>>>>>

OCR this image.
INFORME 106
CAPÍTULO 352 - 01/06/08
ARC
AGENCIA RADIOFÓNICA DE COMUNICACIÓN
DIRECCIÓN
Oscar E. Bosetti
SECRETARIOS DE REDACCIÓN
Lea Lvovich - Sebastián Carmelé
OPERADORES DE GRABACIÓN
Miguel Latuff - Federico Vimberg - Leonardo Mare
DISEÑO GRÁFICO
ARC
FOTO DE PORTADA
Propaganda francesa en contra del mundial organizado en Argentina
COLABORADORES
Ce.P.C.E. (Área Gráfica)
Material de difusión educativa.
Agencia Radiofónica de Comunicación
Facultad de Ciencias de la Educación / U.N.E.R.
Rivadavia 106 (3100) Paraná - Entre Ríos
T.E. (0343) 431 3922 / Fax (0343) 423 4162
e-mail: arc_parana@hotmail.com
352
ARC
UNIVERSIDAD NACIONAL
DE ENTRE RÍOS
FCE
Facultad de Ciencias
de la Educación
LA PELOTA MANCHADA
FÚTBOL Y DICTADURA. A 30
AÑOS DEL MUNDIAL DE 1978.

<<<<<

Reproduce each entry word for word.

OCR this image.
INFORME 106
CAPÍTULO 352 - 01/06/08
ARC
AGENCIA RADIOFÓNICA DE COMUNICACIÓN
DIRECCIÓN
Oscar E. Bosetti
SECRETARIOS DE REDACCIÓN
Lea Lvovich - Sebastián Carmelé
OPERADORES DE GRABACIÓN
Miguel Latuff - Federico Vimberg - Leonardo Mare
DISEÑO GRÁFICO
ARC
FOTO DE PORTADA
Propaganda francesa en contra del mundial organizado en Argentina
COLABORADORES
Ce.P.C.E. (Área Gráfica)
Material de difusión educativa.
Agencia Radiofónica de Comunicación
Facultad de Ciencias de la Educación / U.N.E.R.
Rivadavia 106 (3100) Paraná - Entre Ríos
T.E. (0343) 431 3922 / Fax (0343) 423 4162
e-mail: arc_parana@hotmail.com
352
ARC
UNIVERSIDAD NACIONAL
DE ENTRE RÍOS
FCE
Facultad de Ciencias
de la Educación
LA PELOTA MANCHADA
FÚTBOL Y DICTADURA. A 30
AÑOS DEL MUNDIAL DE 1978.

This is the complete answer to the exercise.